━━━ DOCUMENT SECTION ━━━

Gardner sticks mainly to what he knows, which is LA, but you can find lots more questionable spending, including a rapid increase in personnel and administrative costs in some places and big increases in pay and benefits which drained some budgets.

In New Jersey, as I've written, public school enrollment stagnated this decade along with the state's overall population, but school districts still increased their hiring by 14 percent from 2001 through 2008.
During that time the NJ public school enrollment increased by just 36,000 students, but schools hired 28,000 new teachers and administrators. Those gains helped drive big increases in compensation, including 110 percent higher health care costs in NJ schools. No wonder that Gov. Christie's cuts in state education aid last year provoked such pain.

E.J. McMahon has documented similar robust hiring in New York State schools despite stagnant enrollment. NJ and NY, by the way, spend more per pupil on public education than any other state, and they boast the highest property taxes in the nation, too.

Then there's the case of the Detroit school system, which has teetered on the edge of bankruptcy in the past two years. Although the school system's enrollment has plunged by about half in a decade, the system continued operating a full complement of schools and staff, wracking up a $259 million deficit before a state-appointed overseer finally began closing schools and consolidating operations.

━━━ RECORDS SHOWN ━━━

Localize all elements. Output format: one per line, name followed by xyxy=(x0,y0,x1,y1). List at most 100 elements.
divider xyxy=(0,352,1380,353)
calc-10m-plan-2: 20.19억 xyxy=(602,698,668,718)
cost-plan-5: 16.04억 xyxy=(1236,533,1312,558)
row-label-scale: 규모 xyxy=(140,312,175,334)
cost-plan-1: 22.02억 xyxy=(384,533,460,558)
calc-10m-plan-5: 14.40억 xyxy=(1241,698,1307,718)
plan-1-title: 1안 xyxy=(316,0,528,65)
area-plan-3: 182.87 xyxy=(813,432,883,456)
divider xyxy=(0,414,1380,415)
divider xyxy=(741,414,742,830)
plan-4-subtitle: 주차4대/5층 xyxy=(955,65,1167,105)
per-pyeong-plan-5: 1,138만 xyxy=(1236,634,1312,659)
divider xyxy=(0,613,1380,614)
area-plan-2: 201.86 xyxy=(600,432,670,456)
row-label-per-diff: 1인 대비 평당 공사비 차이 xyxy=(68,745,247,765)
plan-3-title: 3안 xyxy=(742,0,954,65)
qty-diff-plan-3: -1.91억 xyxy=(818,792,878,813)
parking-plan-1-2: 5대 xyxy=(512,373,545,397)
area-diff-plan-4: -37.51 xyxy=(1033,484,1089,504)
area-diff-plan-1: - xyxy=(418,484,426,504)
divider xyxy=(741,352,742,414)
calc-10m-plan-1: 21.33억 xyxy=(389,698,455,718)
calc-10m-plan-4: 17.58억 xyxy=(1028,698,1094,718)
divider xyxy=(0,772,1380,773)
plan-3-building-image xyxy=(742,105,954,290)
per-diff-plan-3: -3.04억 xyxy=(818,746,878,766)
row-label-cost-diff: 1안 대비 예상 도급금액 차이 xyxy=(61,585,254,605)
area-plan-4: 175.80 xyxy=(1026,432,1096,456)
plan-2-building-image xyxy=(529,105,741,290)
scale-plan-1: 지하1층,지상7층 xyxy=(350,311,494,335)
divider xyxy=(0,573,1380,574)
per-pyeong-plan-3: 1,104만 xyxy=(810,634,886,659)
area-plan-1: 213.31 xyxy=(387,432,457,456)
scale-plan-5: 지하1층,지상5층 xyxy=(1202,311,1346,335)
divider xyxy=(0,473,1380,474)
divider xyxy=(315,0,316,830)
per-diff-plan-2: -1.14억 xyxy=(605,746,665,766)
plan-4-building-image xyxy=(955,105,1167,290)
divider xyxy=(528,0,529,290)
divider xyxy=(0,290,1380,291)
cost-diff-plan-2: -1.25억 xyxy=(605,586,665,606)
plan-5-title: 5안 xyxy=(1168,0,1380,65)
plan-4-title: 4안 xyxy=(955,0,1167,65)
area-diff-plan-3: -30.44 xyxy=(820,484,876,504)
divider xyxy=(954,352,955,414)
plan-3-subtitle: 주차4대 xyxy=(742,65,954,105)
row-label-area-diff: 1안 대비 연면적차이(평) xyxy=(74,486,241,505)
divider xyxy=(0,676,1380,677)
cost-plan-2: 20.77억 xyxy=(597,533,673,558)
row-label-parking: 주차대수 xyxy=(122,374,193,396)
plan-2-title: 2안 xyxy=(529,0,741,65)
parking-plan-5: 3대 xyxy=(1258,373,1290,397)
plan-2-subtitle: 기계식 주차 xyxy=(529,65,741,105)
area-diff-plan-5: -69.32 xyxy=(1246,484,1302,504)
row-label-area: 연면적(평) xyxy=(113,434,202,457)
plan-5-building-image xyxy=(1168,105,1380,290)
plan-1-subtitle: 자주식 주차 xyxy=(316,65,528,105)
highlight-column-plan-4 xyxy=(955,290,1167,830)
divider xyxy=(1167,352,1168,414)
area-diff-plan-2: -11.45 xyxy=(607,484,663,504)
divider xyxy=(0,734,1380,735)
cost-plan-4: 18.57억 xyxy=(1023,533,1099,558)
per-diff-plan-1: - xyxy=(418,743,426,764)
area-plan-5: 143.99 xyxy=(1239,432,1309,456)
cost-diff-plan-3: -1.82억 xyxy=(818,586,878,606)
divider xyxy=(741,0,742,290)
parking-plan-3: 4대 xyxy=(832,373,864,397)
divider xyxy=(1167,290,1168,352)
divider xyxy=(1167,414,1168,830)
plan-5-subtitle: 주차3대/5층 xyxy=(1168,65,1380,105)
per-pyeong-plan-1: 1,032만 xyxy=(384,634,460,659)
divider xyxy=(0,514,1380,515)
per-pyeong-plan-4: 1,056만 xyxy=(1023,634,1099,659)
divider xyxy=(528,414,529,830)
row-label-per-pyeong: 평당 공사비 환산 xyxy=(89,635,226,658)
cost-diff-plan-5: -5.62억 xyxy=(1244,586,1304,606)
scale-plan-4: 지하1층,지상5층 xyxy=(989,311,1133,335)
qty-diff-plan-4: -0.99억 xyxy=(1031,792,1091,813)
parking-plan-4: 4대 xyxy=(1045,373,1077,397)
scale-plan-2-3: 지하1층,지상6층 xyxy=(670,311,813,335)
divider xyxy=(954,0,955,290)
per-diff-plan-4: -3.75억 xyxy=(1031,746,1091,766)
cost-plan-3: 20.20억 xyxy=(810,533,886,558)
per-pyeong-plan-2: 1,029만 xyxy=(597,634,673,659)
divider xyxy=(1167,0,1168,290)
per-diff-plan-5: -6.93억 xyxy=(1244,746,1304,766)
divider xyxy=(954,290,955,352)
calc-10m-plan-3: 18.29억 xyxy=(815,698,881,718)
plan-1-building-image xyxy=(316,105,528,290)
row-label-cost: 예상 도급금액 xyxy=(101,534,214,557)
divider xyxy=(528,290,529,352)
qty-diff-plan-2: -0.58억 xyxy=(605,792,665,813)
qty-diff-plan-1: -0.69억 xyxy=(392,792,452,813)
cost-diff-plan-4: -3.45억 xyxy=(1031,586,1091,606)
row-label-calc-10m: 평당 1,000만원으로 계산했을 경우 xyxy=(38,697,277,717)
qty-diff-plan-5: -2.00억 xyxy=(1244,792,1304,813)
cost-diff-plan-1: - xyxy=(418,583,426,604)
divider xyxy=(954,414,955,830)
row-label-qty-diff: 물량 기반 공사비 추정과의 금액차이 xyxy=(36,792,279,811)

━━━

EXERCISES:
(a) Print everything in the passage on school spending from "Then there's the" down to "and consolidating operations.", word for word.
(b) Proceed with the passage on school spending, picking up right after its final sentence.
The material comes from a different source than the passage on school spending.

TASK-BY-TASK RESULTS:
(a)
Then there's the case of the Detroit school system, which has teetered on the edge of bankruptcy in the past two years. Although the school system's enrollment has plunged by about half in a decade, the system continued operating a full complement of schools and staff, wracking up a $259 million deficit before a state-appointed overseer finally began closing schools and consolidating operations.

(b)
Other examples abound. Many states devote lottery proceeds to education, and legislators have in the past promised that the money would go to books, other classroom supplies and essentials. But in California over the years, lottery proceeds have gone mostly to teachers' salaries. Despite warnings from the state's department of education, nearly 80 percent of lottery proceeds earmarked for local school districts have wound up in teachers' pockets. In the lottery's early years, when revenues were at the peak, schools spent as much as 90 percent of proceeds on salaries, one reason why California's teachers are among the highest paid in the country even though overall per pupil school spending in the state is just slightly above average.

Gardner suggests it's time for taxpayers to pay more attention to how schools spend their money. They certainly did that in Jersey last year, where nearly 60 percent of school budgets went down in defeat. Will that attitude spread?